Produce a verbatim transcription of the records below, beginning at the line containing "Transcribe this image's" and ending at the final line; include only those lines.

(Items from a figure collection)
#####
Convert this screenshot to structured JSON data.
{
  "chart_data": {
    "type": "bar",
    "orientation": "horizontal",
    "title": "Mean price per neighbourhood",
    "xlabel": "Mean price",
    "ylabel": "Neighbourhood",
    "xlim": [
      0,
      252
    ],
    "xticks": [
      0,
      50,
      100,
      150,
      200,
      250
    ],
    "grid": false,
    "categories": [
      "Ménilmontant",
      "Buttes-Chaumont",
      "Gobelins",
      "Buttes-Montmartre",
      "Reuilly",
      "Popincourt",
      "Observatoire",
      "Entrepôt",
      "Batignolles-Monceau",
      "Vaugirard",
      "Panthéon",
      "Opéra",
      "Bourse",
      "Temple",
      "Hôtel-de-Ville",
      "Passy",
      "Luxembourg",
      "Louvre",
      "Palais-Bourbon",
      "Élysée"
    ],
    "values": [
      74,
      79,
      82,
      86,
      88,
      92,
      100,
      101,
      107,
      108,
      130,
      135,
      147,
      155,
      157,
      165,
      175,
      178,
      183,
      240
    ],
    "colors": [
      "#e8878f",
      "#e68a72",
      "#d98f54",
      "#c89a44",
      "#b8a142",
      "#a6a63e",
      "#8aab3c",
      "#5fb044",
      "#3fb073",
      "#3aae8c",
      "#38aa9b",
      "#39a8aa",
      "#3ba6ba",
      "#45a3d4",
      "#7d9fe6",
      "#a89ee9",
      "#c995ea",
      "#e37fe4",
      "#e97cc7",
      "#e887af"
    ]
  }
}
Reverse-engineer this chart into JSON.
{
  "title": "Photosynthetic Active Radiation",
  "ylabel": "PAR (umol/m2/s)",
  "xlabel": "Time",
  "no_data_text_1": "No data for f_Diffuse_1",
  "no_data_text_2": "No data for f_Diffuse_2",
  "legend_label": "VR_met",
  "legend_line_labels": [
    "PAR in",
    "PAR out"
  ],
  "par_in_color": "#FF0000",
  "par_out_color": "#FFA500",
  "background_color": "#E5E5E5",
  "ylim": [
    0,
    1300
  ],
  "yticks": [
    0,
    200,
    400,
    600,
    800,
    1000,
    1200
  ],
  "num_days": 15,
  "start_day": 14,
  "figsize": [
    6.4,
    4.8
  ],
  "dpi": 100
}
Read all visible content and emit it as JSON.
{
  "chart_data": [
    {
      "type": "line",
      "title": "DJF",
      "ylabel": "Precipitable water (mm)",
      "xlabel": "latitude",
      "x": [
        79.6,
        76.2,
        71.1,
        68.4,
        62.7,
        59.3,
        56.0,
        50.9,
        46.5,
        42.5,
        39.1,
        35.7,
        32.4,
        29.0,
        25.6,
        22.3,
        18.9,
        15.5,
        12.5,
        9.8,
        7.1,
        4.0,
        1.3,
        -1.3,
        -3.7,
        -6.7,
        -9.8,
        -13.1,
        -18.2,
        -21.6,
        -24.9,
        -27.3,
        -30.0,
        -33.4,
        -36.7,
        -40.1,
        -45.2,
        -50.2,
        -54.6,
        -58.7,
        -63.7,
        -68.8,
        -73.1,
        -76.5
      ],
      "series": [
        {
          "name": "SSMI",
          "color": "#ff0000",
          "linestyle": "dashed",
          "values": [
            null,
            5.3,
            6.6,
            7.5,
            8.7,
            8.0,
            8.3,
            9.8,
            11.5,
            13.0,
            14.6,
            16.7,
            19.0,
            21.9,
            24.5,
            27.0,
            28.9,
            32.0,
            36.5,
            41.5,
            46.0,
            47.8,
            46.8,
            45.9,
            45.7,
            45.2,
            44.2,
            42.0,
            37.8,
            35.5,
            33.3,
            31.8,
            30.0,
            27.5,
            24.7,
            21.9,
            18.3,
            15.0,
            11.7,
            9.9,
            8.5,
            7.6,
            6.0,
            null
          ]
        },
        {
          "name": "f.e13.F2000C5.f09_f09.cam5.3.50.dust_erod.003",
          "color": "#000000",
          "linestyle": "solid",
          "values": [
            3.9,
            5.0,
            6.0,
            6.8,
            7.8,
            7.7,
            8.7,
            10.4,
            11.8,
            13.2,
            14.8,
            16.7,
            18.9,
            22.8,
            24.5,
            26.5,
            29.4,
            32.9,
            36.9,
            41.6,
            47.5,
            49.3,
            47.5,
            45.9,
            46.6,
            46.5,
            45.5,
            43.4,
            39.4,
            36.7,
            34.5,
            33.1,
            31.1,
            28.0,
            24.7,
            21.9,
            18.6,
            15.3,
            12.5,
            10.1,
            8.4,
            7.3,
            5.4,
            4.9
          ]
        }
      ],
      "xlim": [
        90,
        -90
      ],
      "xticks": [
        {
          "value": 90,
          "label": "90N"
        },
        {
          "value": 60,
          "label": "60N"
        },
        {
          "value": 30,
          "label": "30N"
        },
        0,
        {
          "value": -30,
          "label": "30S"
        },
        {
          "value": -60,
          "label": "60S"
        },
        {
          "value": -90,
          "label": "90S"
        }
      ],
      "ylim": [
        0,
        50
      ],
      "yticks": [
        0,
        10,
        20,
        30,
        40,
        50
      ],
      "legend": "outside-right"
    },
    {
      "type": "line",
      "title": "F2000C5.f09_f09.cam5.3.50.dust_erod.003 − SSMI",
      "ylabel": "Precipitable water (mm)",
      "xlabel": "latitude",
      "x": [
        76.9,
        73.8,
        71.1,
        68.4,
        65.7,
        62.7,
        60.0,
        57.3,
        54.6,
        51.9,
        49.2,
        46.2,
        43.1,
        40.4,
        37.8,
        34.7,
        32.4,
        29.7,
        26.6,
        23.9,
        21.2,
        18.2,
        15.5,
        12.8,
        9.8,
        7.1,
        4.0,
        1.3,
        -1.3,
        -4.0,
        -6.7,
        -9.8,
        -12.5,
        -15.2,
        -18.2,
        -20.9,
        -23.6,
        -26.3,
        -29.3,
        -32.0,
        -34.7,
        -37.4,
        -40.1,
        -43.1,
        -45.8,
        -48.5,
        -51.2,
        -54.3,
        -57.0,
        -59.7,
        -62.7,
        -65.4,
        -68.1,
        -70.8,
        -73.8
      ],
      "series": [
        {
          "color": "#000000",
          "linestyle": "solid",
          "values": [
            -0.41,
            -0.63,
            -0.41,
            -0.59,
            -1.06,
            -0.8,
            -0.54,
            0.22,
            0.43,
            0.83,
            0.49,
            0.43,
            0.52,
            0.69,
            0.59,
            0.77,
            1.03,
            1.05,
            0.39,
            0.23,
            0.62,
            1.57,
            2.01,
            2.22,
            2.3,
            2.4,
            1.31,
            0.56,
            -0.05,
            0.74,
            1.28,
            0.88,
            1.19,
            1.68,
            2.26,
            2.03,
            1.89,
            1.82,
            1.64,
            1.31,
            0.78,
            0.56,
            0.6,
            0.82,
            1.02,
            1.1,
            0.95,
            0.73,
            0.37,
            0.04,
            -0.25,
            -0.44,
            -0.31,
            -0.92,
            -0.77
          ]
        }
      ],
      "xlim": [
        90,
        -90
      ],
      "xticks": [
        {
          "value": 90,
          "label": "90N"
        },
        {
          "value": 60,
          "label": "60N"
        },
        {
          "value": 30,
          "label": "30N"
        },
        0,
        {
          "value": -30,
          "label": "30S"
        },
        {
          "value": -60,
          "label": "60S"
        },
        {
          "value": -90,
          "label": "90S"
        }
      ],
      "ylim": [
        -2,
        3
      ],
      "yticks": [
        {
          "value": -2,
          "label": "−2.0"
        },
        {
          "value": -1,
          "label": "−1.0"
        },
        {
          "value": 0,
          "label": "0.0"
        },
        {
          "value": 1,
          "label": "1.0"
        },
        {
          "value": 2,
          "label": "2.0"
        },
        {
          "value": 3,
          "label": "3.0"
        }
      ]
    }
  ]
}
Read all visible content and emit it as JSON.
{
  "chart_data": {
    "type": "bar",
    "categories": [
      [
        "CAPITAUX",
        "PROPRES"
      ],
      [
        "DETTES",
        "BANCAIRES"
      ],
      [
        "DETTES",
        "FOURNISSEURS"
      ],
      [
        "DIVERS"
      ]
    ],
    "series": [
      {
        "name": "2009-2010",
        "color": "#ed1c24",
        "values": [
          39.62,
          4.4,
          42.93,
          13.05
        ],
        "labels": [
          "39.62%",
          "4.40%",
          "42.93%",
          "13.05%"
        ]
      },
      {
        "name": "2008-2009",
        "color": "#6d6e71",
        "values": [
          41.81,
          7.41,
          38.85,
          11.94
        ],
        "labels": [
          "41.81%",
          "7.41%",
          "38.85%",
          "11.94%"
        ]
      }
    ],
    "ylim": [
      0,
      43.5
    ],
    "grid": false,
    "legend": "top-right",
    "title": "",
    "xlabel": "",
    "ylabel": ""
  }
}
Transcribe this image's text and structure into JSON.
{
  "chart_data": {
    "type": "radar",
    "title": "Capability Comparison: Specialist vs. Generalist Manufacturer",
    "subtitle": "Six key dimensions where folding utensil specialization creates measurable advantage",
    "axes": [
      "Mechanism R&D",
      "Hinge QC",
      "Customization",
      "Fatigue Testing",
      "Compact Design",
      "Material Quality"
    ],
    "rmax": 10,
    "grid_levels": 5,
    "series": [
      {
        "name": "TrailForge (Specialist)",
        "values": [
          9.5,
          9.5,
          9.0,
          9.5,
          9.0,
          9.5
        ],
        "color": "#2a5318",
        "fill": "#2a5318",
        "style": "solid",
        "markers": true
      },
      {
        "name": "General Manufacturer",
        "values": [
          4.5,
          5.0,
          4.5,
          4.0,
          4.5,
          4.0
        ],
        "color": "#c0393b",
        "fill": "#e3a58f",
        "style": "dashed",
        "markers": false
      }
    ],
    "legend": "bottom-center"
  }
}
#####
Solution to the exercise:
Transcribe this image's text and structure into JSON.
{
  "chart_data": {
    "type": "radar",
    "title": "Capability Comparison: Specialist vs. Generalist Manufacturer",
    "subtitle": "Six key dimensions where folding utensil specialization creates measurable advantage",
    "axes": [
      "Mechanism R&D",
      "Hinge QC",
      "Customization",
      "Fatigue Testing",
      "Compact Design",
      "Material Quality"
    ],
    "rmax": 10,
    "grid_levels": 5,
    "series": [
      {
        "name": "TrailForge (Specialist)",
        "values": [
          9.5,
          9.5,
          9.0,
          9.5,
          9.0,
          9.5
        ],
        "color": "#2a5318",
        "fill": "#2a5318",
        "style": "solid",
        "markers": true
      },
      {
        "name": "General Manufacturer",
        "values": [
          4.5,
          5.0,
          4.5,
          4.0,
          4.5,
          4.0
        ],
        "color": "#c0393b",
        "fill": "#e3a58f",
        "style": "dashed",
        "markers": false
      }
    ],
    "legend": "bottom-center"
  }
}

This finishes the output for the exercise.